>>>

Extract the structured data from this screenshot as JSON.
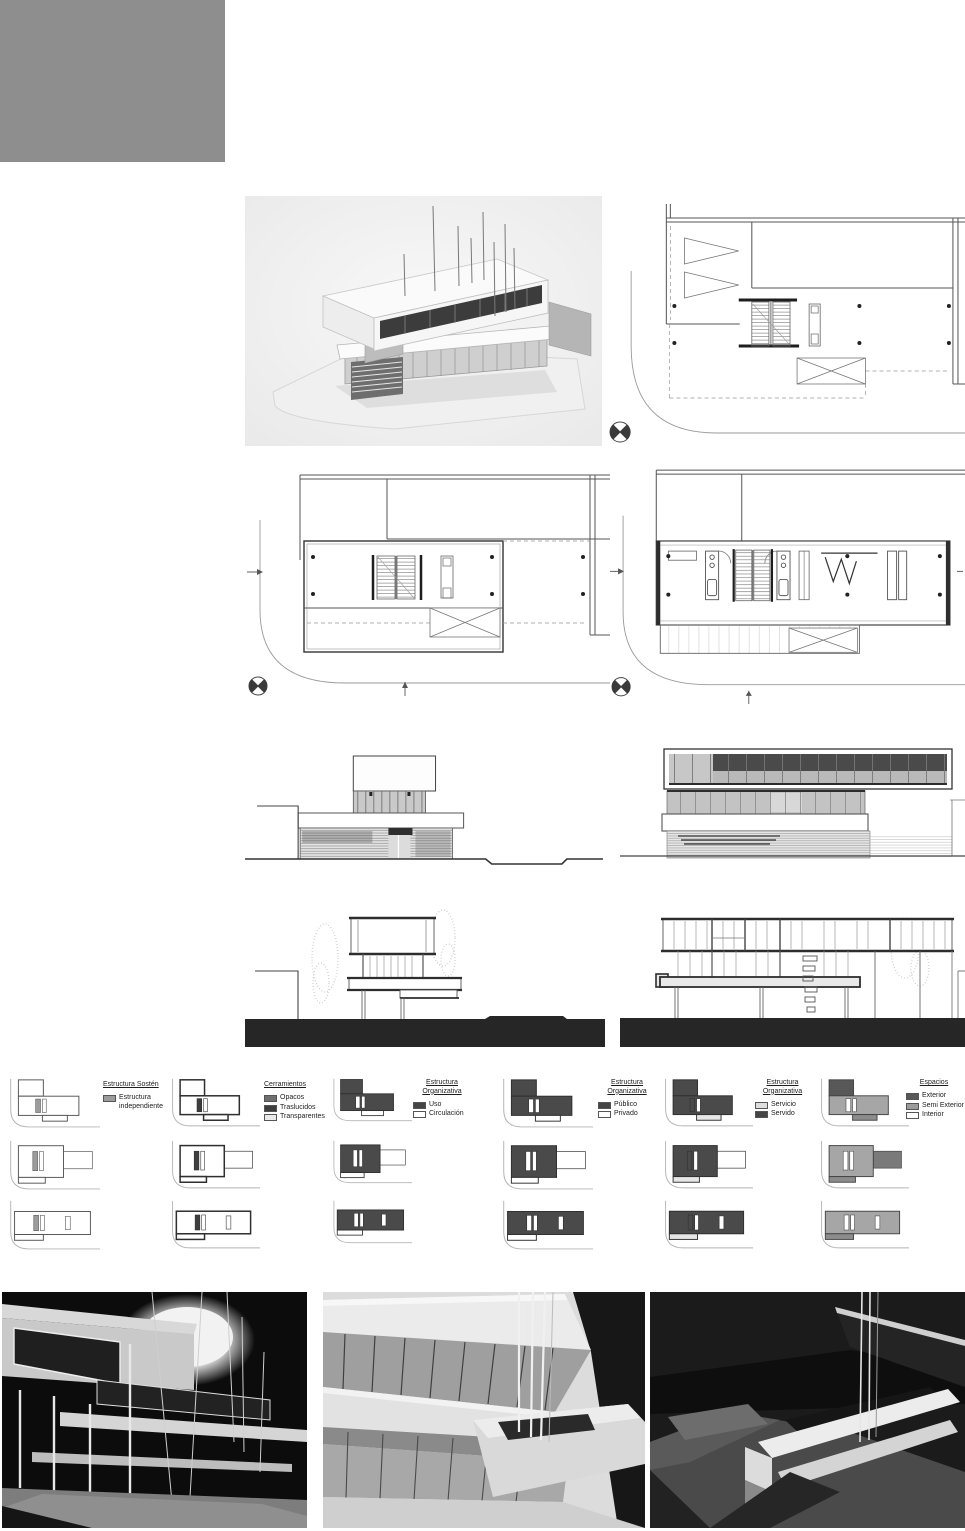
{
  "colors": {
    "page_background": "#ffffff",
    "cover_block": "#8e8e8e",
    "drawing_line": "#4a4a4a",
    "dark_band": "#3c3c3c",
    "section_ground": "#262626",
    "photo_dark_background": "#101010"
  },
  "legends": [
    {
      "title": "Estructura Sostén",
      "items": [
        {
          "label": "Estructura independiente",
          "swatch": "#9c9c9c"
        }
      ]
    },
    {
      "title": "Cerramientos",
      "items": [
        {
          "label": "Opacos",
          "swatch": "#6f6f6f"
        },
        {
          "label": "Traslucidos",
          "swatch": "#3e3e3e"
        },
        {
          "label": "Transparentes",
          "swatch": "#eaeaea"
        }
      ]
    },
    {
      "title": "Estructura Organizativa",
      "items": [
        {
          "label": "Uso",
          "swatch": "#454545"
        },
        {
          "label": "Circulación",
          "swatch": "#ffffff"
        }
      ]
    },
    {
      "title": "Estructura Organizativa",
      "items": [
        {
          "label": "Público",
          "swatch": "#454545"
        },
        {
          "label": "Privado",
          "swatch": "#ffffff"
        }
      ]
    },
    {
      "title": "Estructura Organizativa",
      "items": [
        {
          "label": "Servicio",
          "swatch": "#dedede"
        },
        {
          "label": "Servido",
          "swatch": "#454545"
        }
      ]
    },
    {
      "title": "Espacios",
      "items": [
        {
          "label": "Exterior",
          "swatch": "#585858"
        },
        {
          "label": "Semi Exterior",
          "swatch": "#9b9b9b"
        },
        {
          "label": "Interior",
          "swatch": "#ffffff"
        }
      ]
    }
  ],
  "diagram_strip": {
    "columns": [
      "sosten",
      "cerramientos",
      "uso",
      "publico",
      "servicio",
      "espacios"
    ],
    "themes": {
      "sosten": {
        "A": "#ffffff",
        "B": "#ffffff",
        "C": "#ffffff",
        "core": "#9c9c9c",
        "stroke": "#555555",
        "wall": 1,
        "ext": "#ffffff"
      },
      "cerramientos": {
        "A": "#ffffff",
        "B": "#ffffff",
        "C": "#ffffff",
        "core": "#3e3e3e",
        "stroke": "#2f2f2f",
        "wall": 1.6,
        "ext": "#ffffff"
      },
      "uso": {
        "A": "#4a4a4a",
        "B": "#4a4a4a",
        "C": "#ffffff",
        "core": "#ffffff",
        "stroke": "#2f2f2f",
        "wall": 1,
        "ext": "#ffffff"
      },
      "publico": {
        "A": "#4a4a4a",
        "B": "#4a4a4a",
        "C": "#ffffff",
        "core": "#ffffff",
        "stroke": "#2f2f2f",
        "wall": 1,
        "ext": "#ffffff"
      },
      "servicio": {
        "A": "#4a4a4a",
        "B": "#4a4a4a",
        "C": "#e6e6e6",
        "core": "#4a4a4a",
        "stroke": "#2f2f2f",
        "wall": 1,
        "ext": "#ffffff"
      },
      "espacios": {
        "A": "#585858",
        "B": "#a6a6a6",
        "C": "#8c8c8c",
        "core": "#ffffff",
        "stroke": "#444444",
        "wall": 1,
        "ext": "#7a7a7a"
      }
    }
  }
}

<<<
>>>

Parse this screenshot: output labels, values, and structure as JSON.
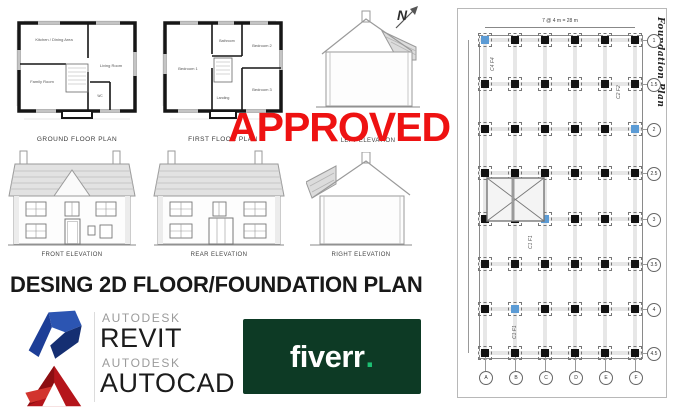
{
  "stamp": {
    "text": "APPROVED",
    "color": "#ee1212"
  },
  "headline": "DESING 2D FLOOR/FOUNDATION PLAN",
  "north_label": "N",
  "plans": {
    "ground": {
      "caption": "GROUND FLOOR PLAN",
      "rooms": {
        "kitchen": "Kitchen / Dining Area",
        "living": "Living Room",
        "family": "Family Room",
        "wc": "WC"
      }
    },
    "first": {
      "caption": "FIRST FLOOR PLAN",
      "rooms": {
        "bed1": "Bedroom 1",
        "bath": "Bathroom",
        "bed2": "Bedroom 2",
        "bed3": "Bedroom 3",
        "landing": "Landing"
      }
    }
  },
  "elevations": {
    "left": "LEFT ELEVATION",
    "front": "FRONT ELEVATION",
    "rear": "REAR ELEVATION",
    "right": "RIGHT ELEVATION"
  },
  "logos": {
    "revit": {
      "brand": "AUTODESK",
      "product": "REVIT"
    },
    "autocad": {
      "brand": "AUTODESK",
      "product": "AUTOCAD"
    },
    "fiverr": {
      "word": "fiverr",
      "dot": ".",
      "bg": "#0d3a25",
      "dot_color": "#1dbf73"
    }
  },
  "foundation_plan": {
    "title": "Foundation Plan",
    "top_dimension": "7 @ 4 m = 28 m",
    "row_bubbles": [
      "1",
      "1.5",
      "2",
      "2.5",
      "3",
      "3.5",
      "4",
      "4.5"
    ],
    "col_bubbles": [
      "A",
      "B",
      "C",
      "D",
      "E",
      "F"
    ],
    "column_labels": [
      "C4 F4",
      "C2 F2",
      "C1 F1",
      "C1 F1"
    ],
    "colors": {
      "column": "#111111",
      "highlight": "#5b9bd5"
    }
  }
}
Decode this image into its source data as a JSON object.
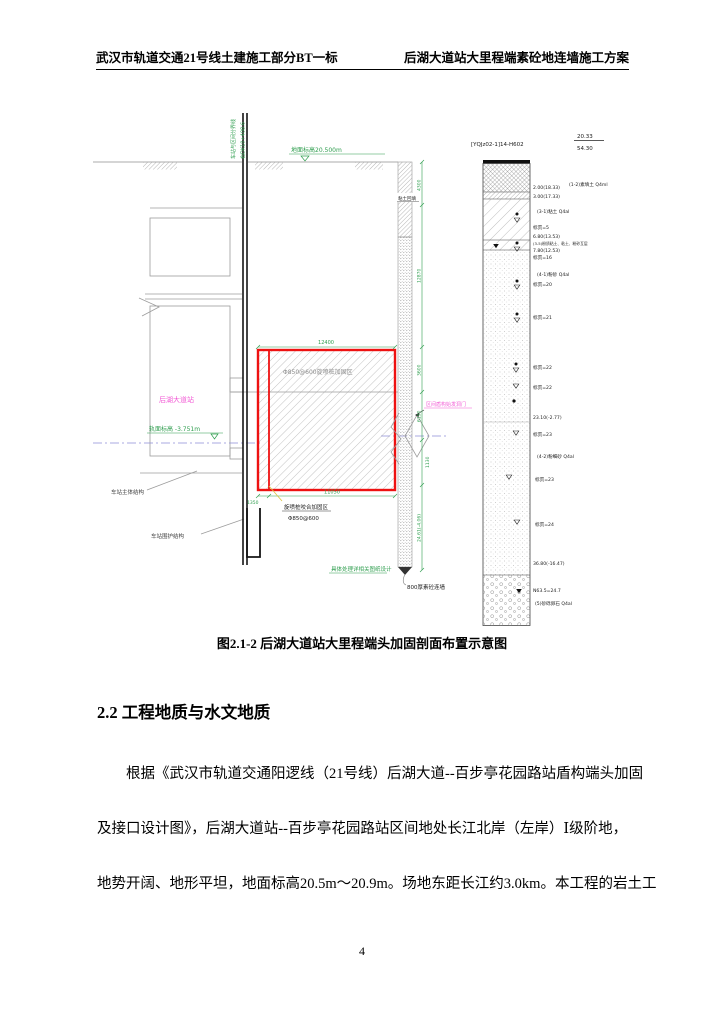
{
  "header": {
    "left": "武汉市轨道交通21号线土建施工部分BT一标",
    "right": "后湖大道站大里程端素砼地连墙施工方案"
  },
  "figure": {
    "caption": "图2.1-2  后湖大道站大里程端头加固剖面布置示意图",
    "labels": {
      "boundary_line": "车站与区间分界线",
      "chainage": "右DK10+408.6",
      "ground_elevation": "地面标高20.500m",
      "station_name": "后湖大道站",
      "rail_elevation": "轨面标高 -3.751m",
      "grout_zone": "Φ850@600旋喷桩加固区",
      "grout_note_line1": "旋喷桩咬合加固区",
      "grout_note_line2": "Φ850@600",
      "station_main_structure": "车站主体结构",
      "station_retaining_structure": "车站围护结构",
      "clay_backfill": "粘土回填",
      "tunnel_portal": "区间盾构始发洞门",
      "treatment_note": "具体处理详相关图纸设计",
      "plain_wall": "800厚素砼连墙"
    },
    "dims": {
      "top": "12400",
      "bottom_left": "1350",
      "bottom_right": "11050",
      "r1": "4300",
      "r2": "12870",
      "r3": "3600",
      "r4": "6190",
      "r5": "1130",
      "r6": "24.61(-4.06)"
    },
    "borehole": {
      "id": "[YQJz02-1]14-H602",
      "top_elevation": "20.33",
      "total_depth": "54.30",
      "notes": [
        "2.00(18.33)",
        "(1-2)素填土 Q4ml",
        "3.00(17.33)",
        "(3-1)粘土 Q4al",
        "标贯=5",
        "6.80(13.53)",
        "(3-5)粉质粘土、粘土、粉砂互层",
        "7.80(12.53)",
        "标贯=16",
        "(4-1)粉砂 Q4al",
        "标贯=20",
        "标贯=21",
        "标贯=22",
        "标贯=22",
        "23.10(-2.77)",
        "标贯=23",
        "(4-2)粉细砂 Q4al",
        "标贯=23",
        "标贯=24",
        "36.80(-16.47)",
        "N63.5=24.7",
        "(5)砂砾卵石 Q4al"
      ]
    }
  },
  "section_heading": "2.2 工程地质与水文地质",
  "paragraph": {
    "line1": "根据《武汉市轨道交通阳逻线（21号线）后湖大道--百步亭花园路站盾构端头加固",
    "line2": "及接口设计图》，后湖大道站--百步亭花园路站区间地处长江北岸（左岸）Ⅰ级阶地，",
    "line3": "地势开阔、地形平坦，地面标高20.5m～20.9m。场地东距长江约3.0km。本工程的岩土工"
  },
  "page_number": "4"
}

<<<
>>>

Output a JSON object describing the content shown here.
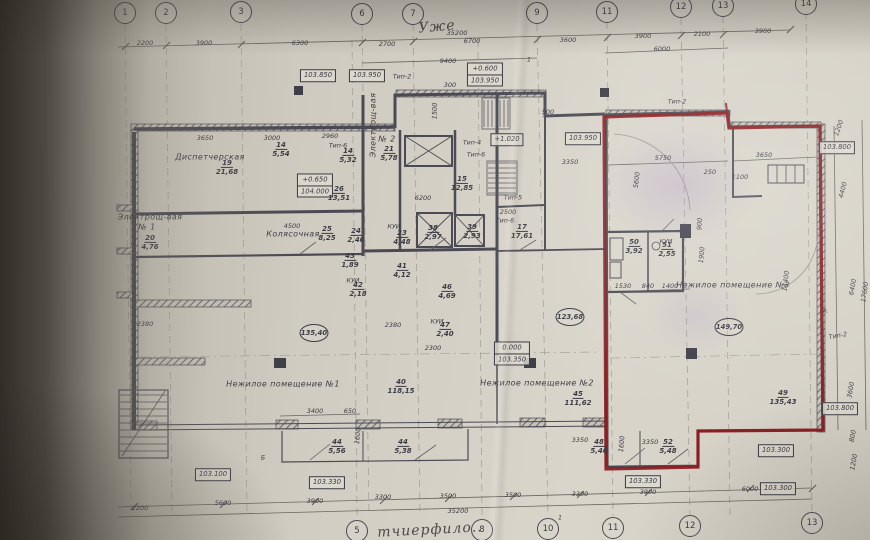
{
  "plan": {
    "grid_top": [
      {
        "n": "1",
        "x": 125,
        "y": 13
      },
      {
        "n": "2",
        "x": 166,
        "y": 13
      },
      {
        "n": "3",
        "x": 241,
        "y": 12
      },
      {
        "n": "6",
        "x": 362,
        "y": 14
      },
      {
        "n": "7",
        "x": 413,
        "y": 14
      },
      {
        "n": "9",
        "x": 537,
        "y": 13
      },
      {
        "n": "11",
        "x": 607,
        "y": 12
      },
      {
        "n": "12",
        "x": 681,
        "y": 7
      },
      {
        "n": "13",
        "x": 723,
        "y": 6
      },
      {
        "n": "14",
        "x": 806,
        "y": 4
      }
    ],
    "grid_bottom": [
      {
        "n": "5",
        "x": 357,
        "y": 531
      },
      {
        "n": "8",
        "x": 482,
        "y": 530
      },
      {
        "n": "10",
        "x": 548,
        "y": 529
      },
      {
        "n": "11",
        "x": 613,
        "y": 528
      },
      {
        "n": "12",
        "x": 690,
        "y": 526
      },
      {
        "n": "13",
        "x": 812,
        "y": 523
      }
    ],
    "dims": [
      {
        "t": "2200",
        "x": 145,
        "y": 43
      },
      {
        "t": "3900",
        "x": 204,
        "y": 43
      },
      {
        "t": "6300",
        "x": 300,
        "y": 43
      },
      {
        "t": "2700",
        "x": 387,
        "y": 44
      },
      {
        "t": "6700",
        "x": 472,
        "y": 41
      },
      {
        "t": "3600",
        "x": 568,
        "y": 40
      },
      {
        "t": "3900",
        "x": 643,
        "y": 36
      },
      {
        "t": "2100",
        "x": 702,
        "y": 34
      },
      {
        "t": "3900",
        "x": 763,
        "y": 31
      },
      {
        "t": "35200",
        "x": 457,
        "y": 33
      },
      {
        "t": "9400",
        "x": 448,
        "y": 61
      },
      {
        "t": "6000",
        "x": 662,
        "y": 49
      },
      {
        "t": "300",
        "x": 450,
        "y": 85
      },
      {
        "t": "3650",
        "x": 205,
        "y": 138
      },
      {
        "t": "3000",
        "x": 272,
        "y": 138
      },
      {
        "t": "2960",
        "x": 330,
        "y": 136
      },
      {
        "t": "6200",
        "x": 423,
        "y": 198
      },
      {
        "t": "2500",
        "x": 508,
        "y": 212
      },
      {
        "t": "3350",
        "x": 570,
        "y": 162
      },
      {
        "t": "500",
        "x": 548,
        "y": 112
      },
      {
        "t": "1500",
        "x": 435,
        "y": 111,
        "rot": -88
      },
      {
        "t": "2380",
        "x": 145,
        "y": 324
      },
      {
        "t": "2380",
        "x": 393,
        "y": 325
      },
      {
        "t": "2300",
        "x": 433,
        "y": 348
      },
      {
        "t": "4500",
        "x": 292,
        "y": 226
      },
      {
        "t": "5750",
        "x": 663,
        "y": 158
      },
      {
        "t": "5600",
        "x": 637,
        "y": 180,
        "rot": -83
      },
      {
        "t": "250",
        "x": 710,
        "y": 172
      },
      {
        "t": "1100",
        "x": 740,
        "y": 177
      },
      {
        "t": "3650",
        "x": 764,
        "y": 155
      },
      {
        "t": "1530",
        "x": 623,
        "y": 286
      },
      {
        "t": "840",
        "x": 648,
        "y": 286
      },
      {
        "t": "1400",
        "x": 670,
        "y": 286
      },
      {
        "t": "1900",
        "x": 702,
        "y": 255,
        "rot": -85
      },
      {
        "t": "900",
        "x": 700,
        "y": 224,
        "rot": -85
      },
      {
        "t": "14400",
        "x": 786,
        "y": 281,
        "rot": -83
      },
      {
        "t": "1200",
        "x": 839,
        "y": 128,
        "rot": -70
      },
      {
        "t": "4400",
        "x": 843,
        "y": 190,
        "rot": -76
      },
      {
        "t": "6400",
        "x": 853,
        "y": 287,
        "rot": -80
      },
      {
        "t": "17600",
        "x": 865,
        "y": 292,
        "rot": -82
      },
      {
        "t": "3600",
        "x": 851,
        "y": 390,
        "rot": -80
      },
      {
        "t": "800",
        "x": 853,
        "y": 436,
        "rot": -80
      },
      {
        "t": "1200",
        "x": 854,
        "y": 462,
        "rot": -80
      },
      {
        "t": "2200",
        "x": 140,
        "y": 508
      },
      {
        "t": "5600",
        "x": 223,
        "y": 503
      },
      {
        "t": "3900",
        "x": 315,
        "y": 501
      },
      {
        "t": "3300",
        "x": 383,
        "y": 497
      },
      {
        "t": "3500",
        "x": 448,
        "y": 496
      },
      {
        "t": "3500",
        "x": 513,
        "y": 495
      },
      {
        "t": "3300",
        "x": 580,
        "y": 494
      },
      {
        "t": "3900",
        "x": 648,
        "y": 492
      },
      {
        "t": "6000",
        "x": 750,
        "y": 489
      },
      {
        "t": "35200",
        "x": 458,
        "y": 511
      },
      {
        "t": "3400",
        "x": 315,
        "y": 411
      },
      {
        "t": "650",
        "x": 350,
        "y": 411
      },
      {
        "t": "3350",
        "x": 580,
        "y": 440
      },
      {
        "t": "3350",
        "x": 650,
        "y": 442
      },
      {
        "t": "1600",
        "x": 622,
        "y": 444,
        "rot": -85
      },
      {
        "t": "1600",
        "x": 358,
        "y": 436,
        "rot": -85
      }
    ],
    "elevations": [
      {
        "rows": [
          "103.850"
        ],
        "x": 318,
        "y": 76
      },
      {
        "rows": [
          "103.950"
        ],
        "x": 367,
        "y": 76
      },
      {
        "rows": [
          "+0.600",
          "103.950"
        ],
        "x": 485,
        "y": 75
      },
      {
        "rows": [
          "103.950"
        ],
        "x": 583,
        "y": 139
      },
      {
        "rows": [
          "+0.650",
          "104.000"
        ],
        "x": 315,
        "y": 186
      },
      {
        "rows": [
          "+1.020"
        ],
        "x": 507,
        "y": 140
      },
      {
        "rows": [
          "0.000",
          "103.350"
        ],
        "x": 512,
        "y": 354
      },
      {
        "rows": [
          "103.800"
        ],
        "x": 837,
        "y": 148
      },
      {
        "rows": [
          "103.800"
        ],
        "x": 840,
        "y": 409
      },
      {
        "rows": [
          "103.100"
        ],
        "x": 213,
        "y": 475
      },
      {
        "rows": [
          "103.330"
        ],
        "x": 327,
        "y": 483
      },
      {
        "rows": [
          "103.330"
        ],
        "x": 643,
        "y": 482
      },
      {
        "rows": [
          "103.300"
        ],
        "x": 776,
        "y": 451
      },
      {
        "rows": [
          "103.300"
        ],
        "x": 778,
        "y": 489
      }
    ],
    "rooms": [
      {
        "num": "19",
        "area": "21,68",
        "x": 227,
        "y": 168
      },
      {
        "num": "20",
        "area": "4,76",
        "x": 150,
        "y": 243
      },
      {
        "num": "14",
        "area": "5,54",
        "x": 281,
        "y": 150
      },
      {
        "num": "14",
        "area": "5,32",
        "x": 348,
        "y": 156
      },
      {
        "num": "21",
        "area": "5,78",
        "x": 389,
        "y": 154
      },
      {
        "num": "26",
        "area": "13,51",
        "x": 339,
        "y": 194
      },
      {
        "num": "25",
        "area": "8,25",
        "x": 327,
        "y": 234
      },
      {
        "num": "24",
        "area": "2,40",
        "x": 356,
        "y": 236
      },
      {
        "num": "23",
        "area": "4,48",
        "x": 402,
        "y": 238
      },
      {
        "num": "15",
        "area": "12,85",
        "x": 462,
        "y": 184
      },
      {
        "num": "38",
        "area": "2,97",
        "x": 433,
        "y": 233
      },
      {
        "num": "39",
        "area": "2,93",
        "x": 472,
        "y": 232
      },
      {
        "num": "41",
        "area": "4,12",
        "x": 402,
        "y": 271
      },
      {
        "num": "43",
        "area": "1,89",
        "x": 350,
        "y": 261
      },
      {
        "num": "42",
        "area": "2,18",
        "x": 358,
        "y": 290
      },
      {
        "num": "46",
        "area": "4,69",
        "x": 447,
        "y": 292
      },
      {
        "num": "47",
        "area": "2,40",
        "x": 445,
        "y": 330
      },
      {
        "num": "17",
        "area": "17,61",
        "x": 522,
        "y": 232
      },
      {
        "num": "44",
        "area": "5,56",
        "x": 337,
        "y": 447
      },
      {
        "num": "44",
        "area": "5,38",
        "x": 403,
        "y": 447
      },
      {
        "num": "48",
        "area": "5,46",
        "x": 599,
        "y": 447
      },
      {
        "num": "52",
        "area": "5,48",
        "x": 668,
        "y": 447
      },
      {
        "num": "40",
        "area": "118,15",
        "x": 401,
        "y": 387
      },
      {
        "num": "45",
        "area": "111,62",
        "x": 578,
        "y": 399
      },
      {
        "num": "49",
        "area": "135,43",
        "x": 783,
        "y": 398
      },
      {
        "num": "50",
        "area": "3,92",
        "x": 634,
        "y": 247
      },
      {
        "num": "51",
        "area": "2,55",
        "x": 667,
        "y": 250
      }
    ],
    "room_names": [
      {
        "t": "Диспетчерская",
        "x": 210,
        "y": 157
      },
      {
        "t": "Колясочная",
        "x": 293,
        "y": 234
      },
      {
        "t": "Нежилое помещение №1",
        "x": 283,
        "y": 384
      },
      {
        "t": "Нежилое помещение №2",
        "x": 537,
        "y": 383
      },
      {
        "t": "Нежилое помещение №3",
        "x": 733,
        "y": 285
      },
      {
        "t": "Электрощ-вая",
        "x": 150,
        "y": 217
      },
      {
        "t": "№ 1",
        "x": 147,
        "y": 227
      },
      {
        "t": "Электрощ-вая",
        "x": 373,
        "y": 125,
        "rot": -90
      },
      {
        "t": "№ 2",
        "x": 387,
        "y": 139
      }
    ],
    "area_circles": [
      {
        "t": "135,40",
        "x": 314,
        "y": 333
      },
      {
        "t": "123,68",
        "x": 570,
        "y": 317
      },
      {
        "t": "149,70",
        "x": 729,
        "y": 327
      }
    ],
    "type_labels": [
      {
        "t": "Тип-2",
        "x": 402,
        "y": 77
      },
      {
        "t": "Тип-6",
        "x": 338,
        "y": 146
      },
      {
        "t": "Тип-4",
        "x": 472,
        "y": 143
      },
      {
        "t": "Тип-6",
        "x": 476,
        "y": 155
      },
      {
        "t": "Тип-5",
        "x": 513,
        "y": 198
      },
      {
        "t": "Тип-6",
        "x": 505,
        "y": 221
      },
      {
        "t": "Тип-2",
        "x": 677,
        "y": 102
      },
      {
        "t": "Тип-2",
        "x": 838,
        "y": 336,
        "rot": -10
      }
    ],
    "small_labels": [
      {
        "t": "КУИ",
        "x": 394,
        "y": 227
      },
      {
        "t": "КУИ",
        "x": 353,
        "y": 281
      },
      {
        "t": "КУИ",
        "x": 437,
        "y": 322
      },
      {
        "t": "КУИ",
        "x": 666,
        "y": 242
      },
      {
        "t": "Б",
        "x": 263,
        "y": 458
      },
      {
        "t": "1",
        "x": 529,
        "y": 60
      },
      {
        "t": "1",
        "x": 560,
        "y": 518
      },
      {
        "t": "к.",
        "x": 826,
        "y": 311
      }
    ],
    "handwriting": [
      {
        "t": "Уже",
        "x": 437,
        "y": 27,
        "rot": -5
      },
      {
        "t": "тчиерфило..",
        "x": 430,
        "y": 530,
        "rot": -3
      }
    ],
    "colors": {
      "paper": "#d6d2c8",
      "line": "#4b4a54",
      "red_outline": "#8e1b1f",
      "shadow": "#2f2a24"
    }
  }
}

<<<

» WORK TO BE COMPLETED
Scan the data above and copy every line with "object" in it.

» RESULT OF THIS EXERCISE
Decode this image into its source data as a JSON object.
Output a JSON object describing the content shown here.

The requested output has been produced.